** Start Record excerpts **

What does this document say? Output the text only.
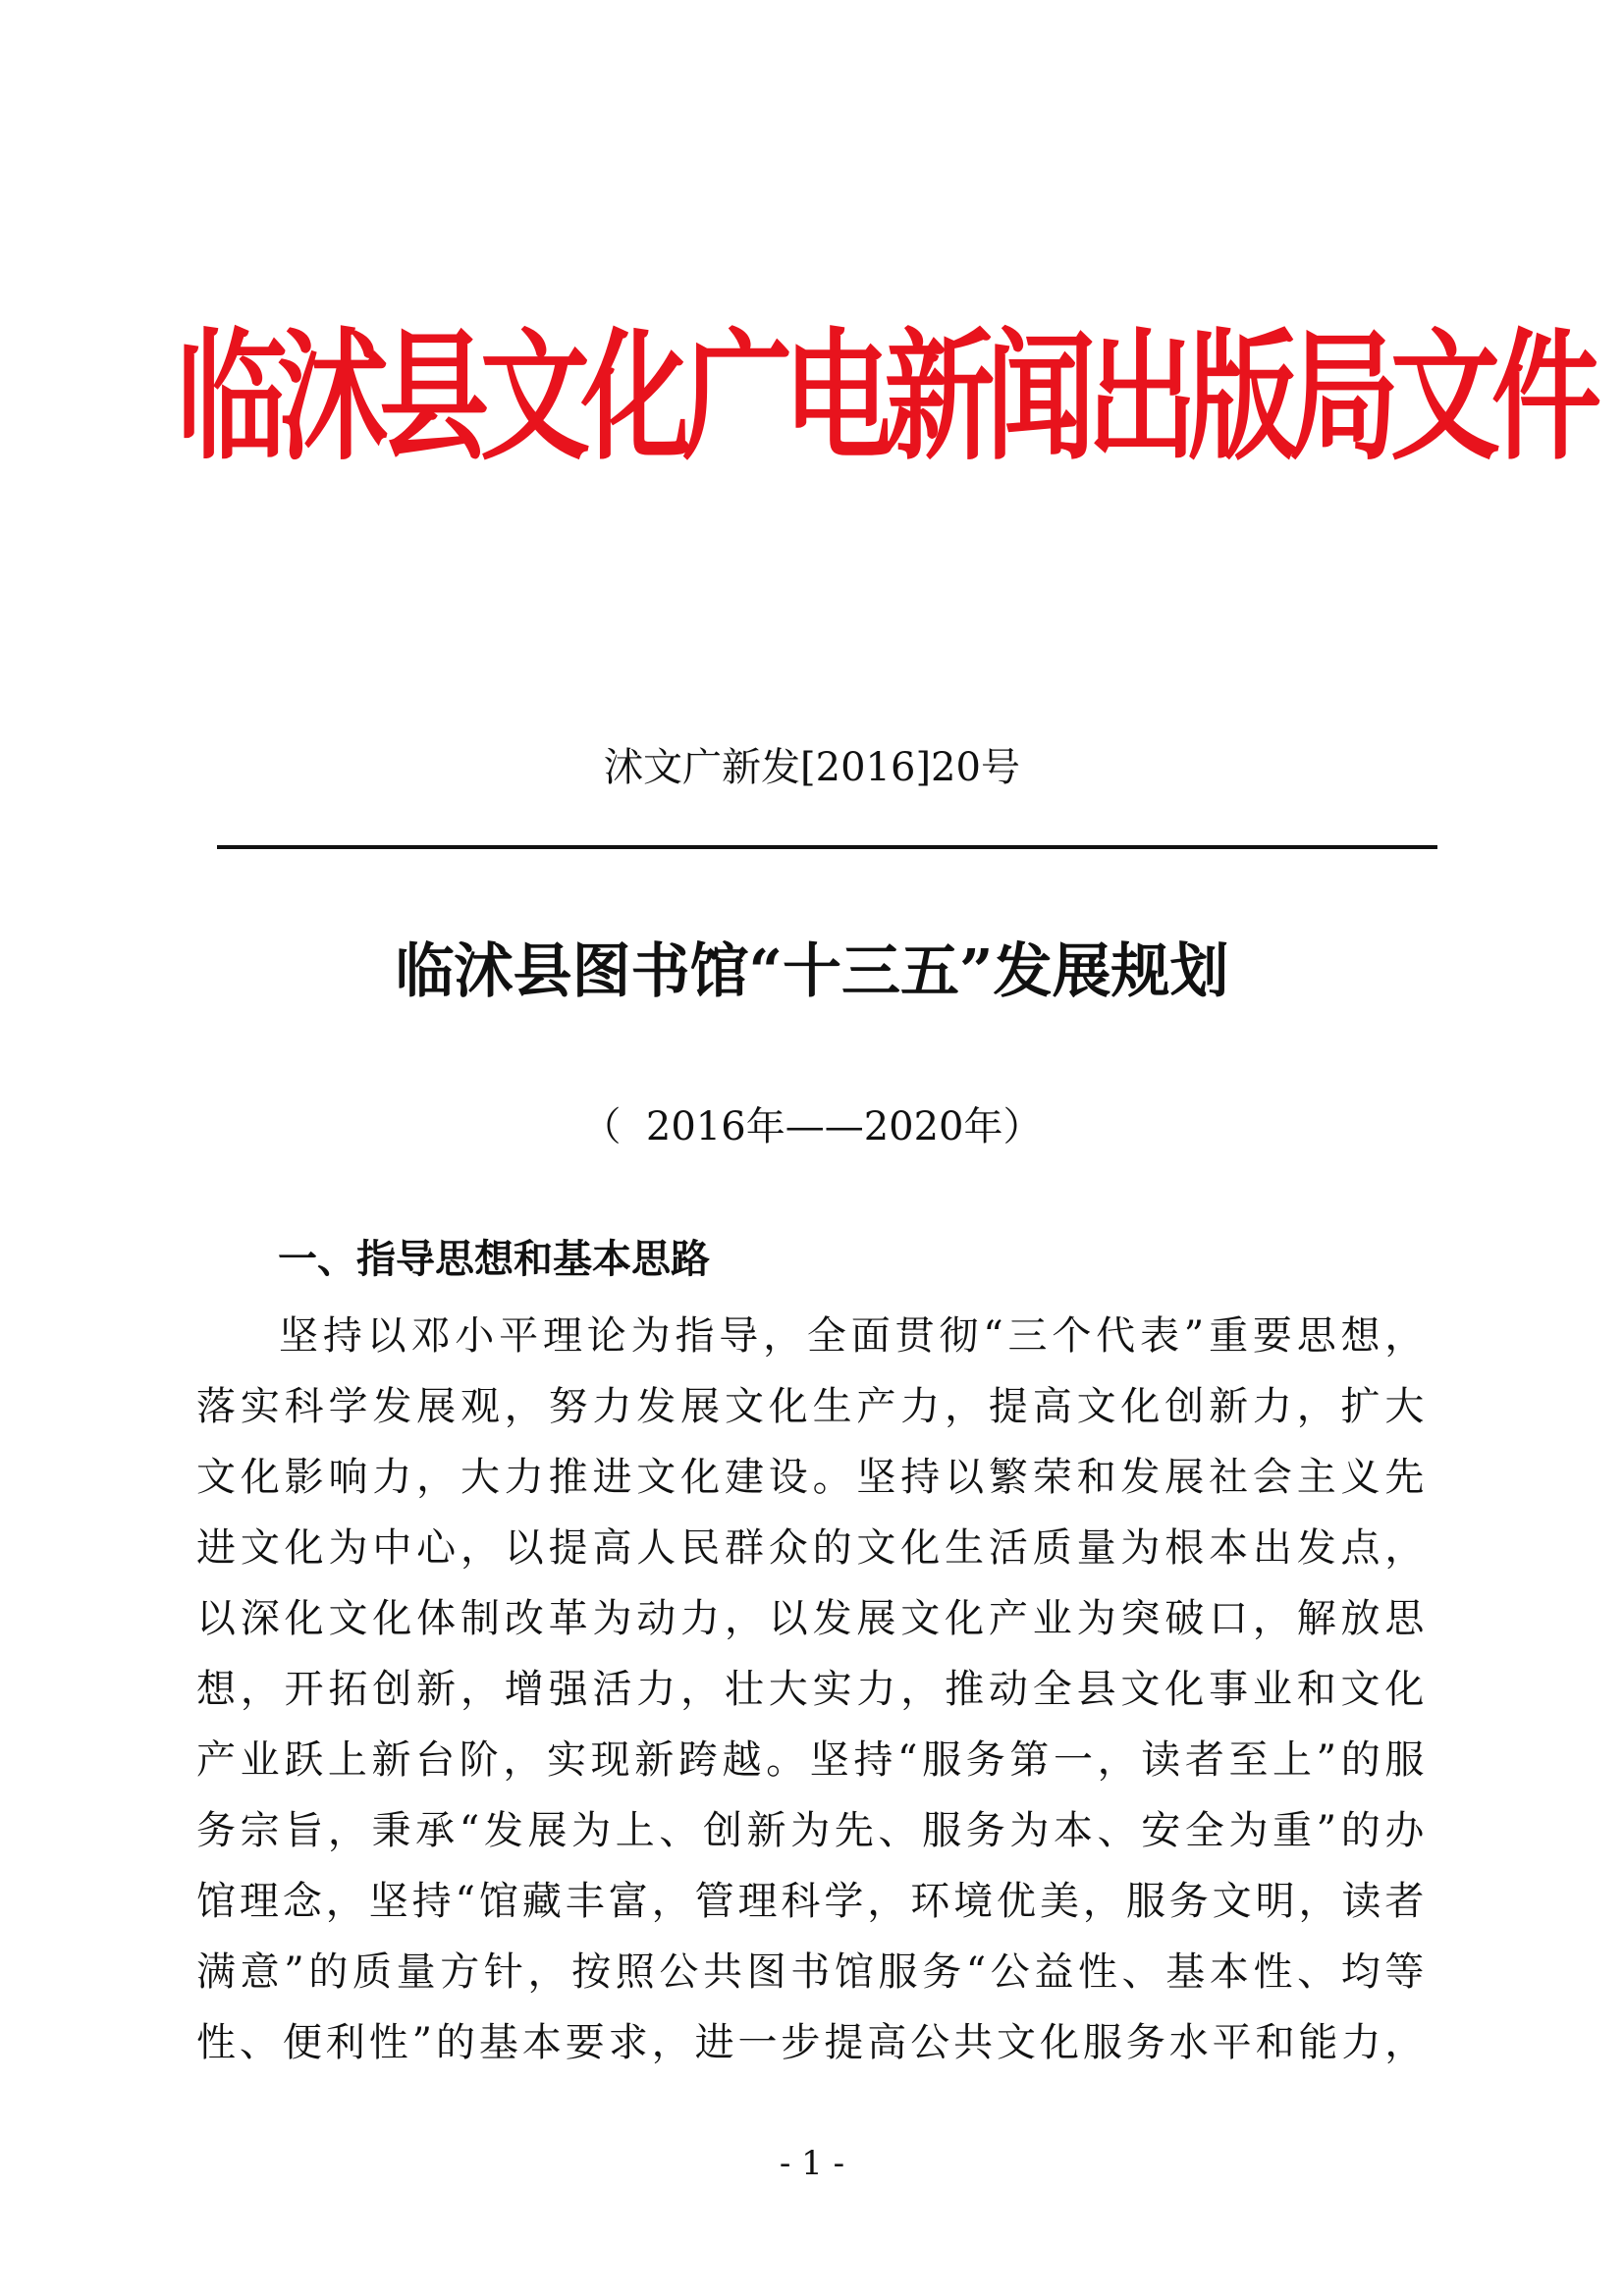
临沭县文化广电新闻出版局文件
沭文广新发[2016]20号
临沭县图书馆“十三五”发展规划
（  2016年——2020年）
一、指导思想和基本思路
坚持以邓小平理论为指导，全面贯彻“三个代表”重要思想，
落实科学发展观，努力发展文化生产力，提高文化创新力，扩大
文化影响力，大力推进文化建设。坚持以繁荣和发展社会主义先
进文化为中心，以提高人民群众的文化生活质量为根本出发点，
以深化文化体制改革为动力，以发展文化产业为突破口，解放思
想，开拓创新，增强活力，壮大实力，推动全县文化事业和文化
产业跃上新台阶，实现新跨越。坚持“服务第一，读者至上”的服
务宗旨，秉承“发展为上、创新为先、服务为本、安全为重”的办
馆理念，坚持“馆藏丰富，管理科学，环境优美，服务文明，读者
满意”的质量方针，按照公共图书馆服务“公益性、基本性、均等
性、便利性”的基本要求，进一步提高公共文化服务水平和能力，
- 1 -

** End Record excerpts **
** Start Record excerpts **

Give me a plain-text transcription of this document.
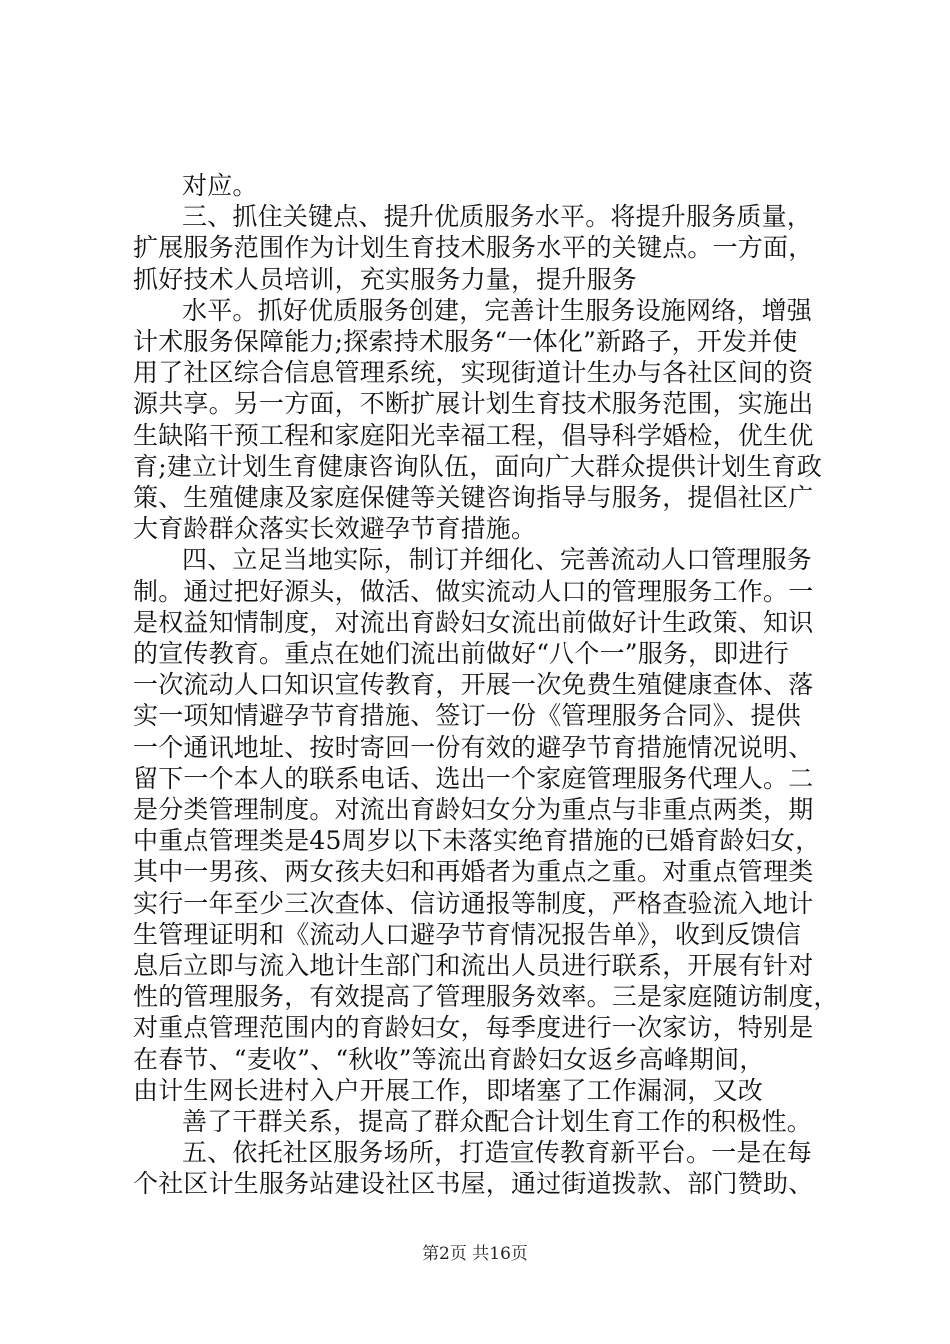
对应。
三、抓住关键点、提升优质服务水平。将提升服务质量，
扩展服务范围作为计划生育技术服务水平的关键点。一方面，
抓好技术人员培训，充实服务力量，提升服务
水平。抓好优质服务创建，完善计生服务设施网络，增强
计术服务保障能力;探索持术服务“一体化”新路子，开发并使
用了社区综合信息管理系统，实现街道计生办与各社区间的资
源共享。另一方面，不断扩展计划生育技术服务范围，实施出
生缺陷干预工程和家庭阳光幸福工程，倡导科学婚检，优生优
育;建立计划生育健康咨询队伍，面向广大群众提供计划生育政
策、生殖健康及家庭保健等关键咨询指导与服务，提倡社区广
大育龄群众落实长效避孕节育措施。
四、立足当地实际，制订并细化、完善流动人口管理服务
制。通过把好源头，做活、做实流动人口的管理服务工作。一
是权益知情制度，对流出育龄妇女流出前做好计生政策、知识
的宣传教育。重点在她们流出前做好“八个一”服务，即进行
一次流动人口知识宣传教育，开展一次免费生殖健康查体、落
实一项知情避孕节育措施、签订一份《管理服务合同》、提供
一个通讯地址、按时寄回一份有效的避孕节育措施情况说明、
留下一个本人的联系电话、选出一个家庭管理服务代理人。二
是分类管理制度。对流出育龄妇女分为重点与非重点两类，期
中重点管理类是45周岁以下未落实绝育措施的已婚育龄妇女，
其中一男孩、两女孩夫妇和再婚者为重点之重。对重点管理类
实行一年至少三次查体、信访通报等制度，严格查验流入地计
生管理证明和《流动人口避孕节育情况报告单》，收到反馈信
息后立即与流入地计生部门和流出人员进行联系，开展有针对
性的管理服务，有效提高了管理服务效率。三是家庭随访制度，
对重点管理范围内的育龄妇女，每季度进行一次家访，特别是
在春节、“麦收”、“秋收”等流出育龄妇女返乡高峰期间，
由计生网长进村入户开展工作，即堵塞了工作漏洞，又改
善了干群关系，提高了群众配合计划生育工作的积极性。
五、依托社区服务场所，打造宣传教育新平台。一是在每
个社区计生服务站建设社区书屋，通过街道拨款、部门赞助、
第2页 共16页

** End Record excerpts **

Using the records above, pull out each line where the word "this" occurs.

What does this document say? Output the text only.
Give me a plain-text transcription of this document.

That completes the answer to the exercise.